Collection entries
┌──

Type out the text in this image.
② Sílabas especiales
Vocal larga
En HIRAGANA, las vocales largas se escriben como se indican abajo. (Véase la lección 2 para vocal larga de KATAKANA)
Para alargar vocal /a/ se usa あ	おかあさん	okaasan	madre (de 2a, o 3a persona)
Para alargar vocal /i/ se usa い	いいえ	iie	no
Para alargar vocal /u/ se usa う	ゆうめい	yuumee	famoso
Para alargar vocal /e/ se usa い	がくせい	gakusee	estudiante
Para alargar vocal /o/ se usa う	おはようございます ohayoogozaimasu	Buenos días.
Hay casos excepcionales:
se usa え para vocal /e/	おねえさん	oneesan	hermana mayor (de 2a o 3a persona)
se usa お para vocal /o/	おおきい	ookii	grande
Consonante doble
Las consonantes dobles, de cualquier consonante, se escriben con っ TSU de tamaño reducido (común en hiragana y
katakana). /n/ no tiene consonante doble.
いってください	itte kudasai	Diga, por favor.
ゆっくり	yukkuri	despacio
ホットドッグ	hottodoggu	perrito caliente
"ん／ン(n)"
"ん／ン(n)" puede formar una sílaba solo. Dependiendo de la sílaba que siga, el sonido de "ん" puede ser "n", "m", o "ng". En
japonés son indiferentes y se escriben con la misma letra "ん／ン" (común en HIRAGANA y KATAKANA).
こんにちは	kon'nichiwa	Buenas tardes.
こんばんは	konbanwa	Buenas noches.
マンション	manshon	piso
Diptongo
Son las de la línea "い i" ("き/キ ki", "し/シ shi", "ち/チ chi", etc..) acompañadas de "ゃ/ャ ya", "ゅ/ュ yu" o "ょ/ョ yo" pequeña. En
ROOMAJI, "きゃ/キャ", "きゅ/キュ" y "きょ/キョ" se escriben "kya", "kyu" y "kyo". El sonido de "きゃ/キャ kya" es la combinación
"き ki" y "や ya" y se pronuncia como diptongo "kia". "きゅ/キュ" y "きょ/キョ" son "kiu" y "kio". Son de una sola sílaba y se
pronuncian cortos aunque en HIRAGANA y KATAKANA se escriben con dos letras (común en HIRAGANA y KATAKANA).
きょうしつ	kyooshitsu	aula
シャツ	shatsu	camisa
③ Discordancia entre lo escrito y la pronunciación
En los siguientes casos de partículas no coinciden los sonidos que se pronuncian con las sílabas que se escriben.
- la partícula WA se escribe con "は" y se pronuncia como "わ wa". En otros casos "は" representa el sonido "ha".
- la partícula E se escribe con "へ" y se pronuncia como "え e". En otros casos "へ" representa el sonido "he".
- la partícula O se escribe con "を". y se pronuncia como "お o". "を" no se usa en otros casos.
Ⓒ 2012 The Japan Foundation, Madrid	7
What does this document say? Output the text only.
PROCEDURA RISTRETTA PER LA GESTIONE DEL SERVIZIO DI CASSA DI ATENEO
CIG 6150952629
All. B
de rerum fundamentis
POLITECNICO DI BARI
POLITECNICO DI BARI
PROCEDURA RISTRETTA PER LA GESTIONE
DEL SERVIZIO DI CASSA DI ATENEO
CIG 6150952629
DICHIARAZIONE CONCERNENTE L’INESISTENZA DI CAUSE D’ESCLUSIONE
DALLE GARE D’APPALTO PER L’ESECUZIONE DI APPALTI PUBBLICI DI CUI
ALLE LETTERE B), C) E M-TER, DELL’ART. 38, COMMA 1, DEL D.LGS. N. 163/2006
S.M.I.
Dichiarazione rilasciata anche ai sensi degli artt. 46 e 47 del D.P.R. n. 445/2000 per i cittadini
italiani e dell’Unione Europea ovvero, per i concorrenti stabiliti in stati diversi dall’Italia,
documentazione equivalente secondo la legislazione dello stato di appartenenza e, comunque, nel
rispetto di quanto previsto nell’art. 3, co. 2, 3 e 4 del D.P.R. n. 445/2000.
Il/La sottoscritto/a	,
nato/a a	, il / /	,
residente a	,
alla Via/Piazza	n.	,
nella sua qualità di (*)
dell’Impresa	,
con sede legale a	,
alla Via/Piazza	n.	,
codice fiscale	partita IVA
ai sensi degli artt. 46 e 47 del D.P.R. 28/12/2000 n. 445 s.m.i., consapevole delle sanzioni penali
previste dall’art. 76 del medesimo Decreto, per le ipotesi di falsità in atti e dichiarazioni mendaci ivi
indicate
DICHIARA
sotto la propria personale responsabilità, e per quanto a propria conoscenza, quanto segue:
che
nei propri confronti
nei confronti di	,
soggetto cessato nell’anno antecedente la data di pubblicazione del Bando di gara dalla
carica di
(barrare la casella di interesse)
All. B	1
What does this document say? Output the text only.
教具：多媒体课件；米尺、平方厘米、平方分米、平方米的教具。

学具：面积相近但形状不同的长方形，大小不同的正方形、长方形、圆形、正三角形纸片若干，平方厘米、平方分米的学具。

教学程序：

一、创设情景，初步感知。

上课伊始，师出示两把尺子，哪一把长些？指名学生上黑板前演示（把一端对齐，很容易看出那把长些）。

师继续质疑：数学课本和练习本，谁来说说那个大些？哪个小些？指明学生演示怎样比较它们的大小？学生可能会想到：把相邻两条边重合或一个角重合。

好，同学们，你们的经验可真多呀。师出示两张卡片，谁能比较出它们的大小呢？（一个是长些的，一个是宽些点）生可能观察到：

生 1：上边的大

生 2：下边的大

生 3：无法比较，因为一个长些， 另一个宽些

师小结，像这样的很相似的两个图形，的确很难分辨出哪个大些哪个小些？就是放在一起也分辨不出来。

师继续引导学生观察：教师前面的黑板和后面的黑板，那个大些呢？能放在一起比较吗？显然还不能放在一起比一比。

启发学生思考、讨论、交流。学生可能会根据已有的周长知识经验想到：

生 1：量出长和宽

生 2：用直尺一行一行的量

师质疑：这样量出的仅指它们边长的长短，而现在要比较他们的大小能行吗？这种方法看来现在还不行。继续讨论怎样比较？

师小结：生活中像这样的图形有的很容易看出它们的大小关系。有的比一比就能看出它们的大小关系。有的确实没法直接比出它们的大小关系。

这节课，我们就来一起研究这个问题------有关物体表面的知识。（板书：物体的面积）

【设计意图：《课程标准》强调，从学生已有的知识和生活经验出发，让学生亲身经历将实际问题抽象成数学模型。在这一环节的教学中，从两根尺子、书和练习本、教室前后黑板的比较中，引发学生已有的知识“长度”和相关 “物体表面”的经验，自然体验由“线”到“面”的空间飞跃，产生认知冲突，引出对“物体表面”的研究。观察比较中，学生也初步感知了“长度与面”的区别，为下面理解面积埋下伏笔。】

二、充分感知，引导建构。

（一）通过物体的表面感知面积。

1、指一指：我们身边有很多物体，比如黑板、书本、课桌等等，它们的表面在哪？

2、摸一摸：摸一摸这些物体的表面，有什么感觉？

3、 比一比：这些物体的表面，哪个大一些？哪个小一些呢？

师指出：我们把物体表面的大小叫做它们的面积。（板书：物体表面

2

└──

◆ What to work on: Retype the data exactly as given.

◆ Written solution:
Type out the text in this image.
② Sílabas especiales
Vocal larga
En HIRAGANA, las vocales largas se escriben como se indican abajo. (Véase la lección 2 para vocal larga de KATAKANA)
Para alargar vocal /a/ se usa あ	おかあさん	okaasan	madre (de 2a, o 3a persona)
Para alargar vocal /i/ se usa い	いいえ	iie	no
Para alargar vocal /u/ se usa う	ゆうめい	yuumee	famoso
Para alargar vocal /e/ se usa い	がくせい	gakusee	estudiante
Para alargar vocal /o/ se usa う	おはようございます ohayoogozaimasu	Buenos días.
Hay casos excepcionales:
se usa え para vocal /e/	おねえさん	oneesan	hermana mayor (de 2a o 3a persona)
se usa お para vocal /o/	おおきい	ookii	grande
Consonante doble
Las consonantes dobles, de cualquier consonante, se escriben con っ TSU de tamaño reducido (común en hiragana y
katakana). /n/ no tiene consonante doble.
いってください	itte kudasai	Diga, por favor.
ゆっくり	yukkuri	despacio
ホットドッグ	hottodoggu	perrito caliente
"ん／ン(n)"
"ん／ン(n)" puede formar una sílaba solo. Dependiendo de la sílaba que siga, el sonido de "ん" puede ser "n", "m", o "ng". En
japonés son indiferentes y se escriben con la misma letra "ん／ン" (común en HIRAGANA y KATAKANA).
こんにちは	kon'nichiwa	Buenas tardes.
こんばんは	konbanwa	Buenas noches.
マンション	manshon	piso
Diptongo
Son las de la línea "い i" ("き/キ ki", "し/シ shi", "ち/チ chi", etc..) acompañadas de "ゃ/ャ ya", "ゅ/ュ yu" o "ょ/ョ yo" pequeña. En
ROOMAJI, "きゃ/キャ", "きゅ/キュ" y "きょ/キョ" se escriben "kya", "kyu" y "kyo". El sonido de "きゃ/キャ kya" es la combinación
"き ki" y "や ya" y se pronuncia como diptongo "kia". "きゅ/キュ" y "きょ/キョ" son "kiu" y "kio". Son de una sola sílaba y se
pronuncian cortos aunque en HIRAGANA y KATAKANA se escriben con dos letras (común en HIRAGANA y KATAKANA).
きょうしつ	kyooshitsu	aula
シャツ	shatsu	camisa
③ Discordancia entre lo escrito y la pronunciación
En los siguientes casos de partículas no coinciden los sonidos que se pronuncian con las sílabas que se escriben.
- la partícula WA se escribe con "は" y se pronuncia como "わ wa". En otros casos "は" representa el sonido "ha".
- la partícula E se escribe con "へ" y se pronuncia como "え e". En otros casos "へ" representa el sonido "he".
- la partícula O se escribe con "を". y se pronuncia como "お o". "を" no se usa en otros casos.
Ⓒ 2012 The Japan Foundation, Madrid	7
What does this document say? Output the text only.
PROCEDURA RISTRETTA PER LA GESTIONE DEL SERVIZIO DI CASSA DI ATENEO
CIG 6150952629
All. B
de rerum fundamentis
POLITECNICO DI BARI
POLITECNICO DI BARI
PROCEDURA RISTRETTA PER LA GESTIONE
DEL SERVIZIO DI CASSA DI ATENEO
CIG 6150952629
DICHIARAZIONE CONCERNENTE L’INESISTENZA DI CAUSE D’ESCLUSIONE
DALLE GARE D’APPALTO PER L’ESECUZIONE DI APPALTI PUBBLICI DI CUI
ALLE LETTERE B), C) E M-TER, DELL’ART. 38, COMMA 1, DEL D.LGS. N. 163/2006
S.M.I.
Dichiarazione rilasciata anche ai sensi degli artt. 46 e 47 del D.P.R. n. 445/2000 per i cittadini
italiani e dell’Unione Europea ovvero, per i concorrenti stabiliti in stati diversi dall’Italia,
documentazione equivalente secondo la legislazione dello stato di appartenenza e, comunque, nel
rispetto di quanto previsto nell’art. 3, co. 2, 3 e 4 del D.P.R. n. 445/2000.
Il/La sottoscritto/a	,
nato/a a	, il / /	,
residente a	,
alla Via/Piazza	n.	,
nella sua qualità di (*)
dell’Impresa	,
con sede legale a	,
alla Via/Piazza	n.	,
codice fiscale	partita IVA
ai sensi degli artt. 46 e 47 del D.P.R. 28/12/2000 n. 445 s.m.i., consapevole delle sanzioni penali
previste dall’art. 76 del medesimo Decreto, per le ipotesi di falsità in atti e dichiarazioni mendaci ivi
indicate
DICHIARA
sotto la propria personale responsabilità, e per quanto a propria conoscenza, quanto segue:
che
nei propri confronti
nei confronti di	,
soggetto cessato nell’anno antecedente la data di pubblicazione del Bando di gara dalla
carica di
(barrare la casella di interesse)
All. B	1
What does this document say? Output the text only.
教具：多媒体课件；米尺、平方厘米、平方分米、平方米的教具。

学具：面积相近但形状不同的长方形，大小不同的正方形、长方形、圆形、正三角形纸片若干，平方厘米、平方分米的学具。

教学程序：

一、创设情景，初步感知。

上课伊始，师出示两把尺子，哪一把长些？指名学生上黑板前演示（把一端对齐，很容易看出那把长些）。

师继续质疑：数学课本和练习本，谁来说说那个大些？哪个小些？指明学生演示怎样比较它们的大小？学生可能会想到：把相邻两条边重合或一个角重合。

好，同学们，你们的经验可真多呀。师出示两张卡片，谁能比较出它们的大小呢？（一个是长些的，一个是宽些点）生可能观察到：

生 1：上边的大

生 2：下边的大

生 3：无法比较，因为一个长些， 另一个宽些

师小结，像这样的很相似的两个图形，的确很难分辨出哪个大些哪个小些？就是放在一起也分辨不出来。

师继续引导学生观察：教师前面的黑板和后面的黑板，那个大些呢？能放在一起比较吗？显然还不能放在一起比一比。

启发学生思考、讨论、交流。学生可能会根据已有的周长知识经验想到：

生 1：量出长和宽

生 2：用直尺一行一行的量

师质疑：这样量出的仅指它们边长的长短，而现在要比较他们的大小能行吗？这种方法看来现在还不行。继续讨论怎样比较？

师小结：生活中像这样的图形有的很容易看出它们的大小关系。有的比一比就能看出它们的大小关系。有的确实没法直接比出它们的大小关系。

这节课，我们就来一起研究这个问题------有关物体表面的知识。（板书：物体的面积）

【设计意图：《课程标准》强调，从学生已有的知识和生活经验出发，让学生亲身经历将实际问题抽象成数学模型。在这一环节的教学中，从两根尺子、书和练习本、教室前后黑板的比较中，引发学生已有的知识“长度”和相关 “物体表面”的经验，自然体验由“线”到“面”的空间飞跃，产生认知冲突，引出对“物体表面”的研究。观察比较中，学生也初步感知了“长度与面”的区别，为下面理解面积埋下伏笔。】

二、充分感知，引导建构。

（一）通过物体的表面感知面积。

1、指一指：我们身边有很多物体，比如黑板、书本、课桌等等，它们的表面在哪？

2、摸一摸：摸一摸这些物体的表面，有什么感觉？

3、 比一比：这些物体的表面，哪个大一些？哪个小一些呢？

师指出：我们把物体表面的大小叫做它们的面积。（板书：物体表面

2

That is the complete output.